> **INSTRUCTIONS FOR THE TASK**
Copy out each line exactly as it appears.

> **PROVIDED ENTRIES**
+ + + +
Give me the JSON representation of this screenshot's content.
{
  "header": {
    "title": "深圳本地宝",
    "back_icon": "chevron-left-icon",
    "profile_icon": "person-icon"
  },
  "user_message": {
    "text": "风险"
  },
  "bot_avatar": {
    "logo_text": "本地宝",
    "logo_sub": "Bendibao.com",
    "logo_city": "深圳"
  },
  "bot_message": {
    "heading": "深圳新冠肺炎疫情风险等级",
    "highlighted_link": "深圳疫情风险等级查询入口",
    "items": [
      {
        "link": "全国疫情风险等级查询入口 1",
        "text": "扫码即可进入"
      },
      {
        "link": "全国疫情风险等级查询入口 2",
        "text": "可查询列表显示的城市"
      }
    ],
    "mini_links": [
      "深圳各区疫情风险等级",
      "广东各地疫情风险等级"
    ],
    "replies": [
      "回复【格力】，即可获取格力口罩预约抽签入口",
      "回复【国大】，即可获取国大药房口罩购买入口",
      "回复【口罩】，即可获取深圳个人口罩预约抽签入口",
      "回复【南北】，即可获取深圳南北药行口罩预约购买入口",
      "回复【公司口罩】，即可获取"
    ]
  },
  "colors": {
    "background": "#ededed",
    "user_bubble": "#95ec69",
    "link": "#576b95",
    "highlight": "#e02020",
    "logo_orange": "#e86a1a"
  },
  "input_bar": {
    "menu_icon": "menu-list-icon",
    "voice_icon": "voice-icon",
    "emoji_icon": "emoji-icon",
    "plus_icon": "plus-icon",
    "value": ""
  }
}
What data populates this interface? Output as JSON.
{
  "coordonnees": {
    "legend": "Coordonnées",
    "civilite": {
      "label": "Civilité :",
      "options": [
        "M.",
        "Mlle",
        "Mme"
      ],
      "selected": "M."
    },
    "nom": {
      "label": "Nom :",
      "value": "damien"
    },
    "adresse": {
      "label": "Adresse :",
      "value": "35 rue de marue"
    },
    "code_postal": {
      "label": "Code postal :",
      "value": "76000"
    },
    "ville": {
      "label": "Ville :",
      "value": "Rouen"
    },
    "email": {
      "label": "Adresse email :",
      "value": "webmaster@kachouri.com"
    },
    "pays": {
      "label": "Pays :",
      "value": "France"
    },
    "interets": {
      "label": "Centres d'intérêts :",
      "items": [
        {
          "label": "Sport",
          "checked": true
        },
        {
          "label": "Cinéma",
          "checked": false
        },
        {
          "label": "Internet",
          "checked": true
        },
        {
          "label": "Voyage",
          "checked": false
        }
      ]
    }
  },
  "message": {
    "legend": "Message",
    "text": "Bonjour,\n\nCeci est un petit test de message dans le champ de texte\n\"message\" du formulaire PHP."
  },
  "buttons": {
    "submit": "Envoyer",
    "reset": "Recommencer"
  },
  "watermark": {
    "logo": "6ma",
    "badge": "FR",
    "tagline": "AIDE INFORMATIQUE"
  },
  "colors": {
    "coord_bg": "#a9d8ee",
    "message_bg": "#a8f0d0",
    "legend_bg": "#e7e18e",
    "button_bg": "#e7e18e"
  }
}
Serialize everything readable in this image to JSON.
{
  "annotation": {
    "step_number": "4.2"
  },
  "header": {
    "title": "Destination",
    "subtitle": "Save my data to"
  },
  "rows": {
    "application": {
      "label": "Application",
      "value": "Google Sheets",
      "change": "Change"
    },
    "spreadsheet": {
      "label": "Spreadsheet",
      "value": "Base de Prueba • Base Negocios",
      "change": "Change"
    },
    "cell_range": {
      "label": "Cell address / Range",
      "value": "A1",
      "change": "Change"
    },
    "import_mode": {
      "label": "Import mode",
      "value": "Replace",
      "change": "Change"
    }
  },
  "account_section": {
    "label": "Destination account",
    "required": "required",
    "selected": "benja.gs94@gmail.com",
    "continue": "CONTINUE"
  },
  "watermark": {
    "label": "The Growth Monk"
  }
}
+ + + +
> **COMPLETED TASK**
Give me the JSON representation of this screenshot's content.
{
  "header": {
    "title": "深圳本地宝",
    "back_icon": "chevron-left-icon",
    "profile_icon": "person-icon"
  },
  "user_message": {
    "text": "风险"
  },
  "bot_avatar": {
    "logo_text": "本地宝",
    "logo_sub": "Bendibao.com",
    "logo_city": "深圳"
  },
  "bot_message": {
    "heading": "深圳新冠肺炎疫情风险等级",
    "highlighted_link": "深圳疫情风险等级查询入口",
    "items": [
      {
        "link": "全国疫情风险等级查询入口 1",
        "text": "扫码即可进入"
      },
      {
        "link": "全国疫情风险等级查询入口 2",
        "text": "可查询列表显示的城市"
      }
    ],
    "mini_links": [
      "深圳各区疫情风险等级",
      "广东各地疫情风险等级"
    ],
    "replies": [
      "回复【格力】，即可获取格力口罩预约抽签入口",
      "回复【国大】，即可获取国大药房口罩购买入口",
      "回复【口罩】，即可获取深圳个人口罩预约抽签入口",
      "回复【南北】，即可获取深圳南北药行口罩预约购买入口",
      "回复【公司口罩】，即可获取"
    ]
  },
  "colors": {
    "background": "#ededed",
    "user_bubble": "#95ec69",
    "link": "#576b95",
    "highlight": "#e02020",
    "logo_orange": "#e86a1a"
  },
  "input_bar": {
    "menu_icon": "menu-list-icon",
    "voice_icon": "voice-icon",
    "emoji_icon": "emoji-icon",
    "plus_icon": "plus-icon",
    "value": ""
  }
}
What data populates this interface? Output as JSON.
{
  "coordonnees": {
    "legend": "Coordonnées",
    "civilite": {
      "label": "Civilité :",
      "options": [
        "M.",
        "Mlle",
        "Mme"
      ],
      "selected": "M."
    },
    "nom": {
      "label": "Nom :",
      "value": "damien"
    },
    "adresse": {
      "label": "Adresse :",
      "value": "35 rue de marue"
    },
    "code_postal": {
      "label": "Code postal :",
      "value": "76000"
    },
    "ville": {
      "label": "Ville :",
      "value": "Rouen"
    },
    "email": {
      "label": "Adresse email :",
      "value": "webmaster@kachouri.com"
    },
    "pays": {
      "label": "Pays :",
      "value": "France"
    },
    "interets": {
      "label": "Centres d'intérêts :",
      "items": [
        {
          "label": "Sport",
          "checked": true
        },
        {
          "label": "Cinéma",
          "checked": false
        },
        {
          "label": "Internet",
          "checked": true
        },
        {
          "label": "Voyage",
          "checked": false
        }
      ]
    }
  },
  "message": {
    "legend": "Message",
    "text": "Bonjour,\n\nCeci est un petit test de message dans le champ de texte\n\"message\" du formulaire PHP."
  },
  "buttons": {
    "submit": "Envoyer",
    "reset": "Recommencer"
  },
  "watermark": {
    "logo": "6ma",
    "badge": "FR",
    "tagline": "AIDE INFORMATIQUE"
  },
  "colors": {
    "coord_bg": "#a9d8ee",
    "message_bg": "#a8f0d0",
    "legend_bg": "#e7e18e",
    "button_bg": "#e7e18e"
  }
}
Serialize everything readable in this image to JSON.
{
  "annotation": {
    "step_number": "4.2"
  },
  "header": {
    "title": "Destination",
    "subtitle": "Save my data to"
  },
  "rows": {
    "application": {
      "label": "Application",
      "value": "Google Sheets",
      "change": "Change"
    },
    "spreadsheet": {
      "label": "Spreadsheet",
      "value": "Base de Prueba • Base Negocios",
      "change": "Change"
    },
    "cell_range": {
      "label": "Cell address / Range",
      "value": "A1",
      "change": "Change"
    },
    "import_mode": {
      "label": "Import mode",
      "value": "Replace",
      "change": "Change"
    }
  },
  "account_section": {
    "label": "Destination account",
    "required": "required",
    "selected": "benja.gs94@gmail.com",
    "continue": "CONTINUE"
  },
  "watermark": {
    "label": "The Growth Monk"
  }
}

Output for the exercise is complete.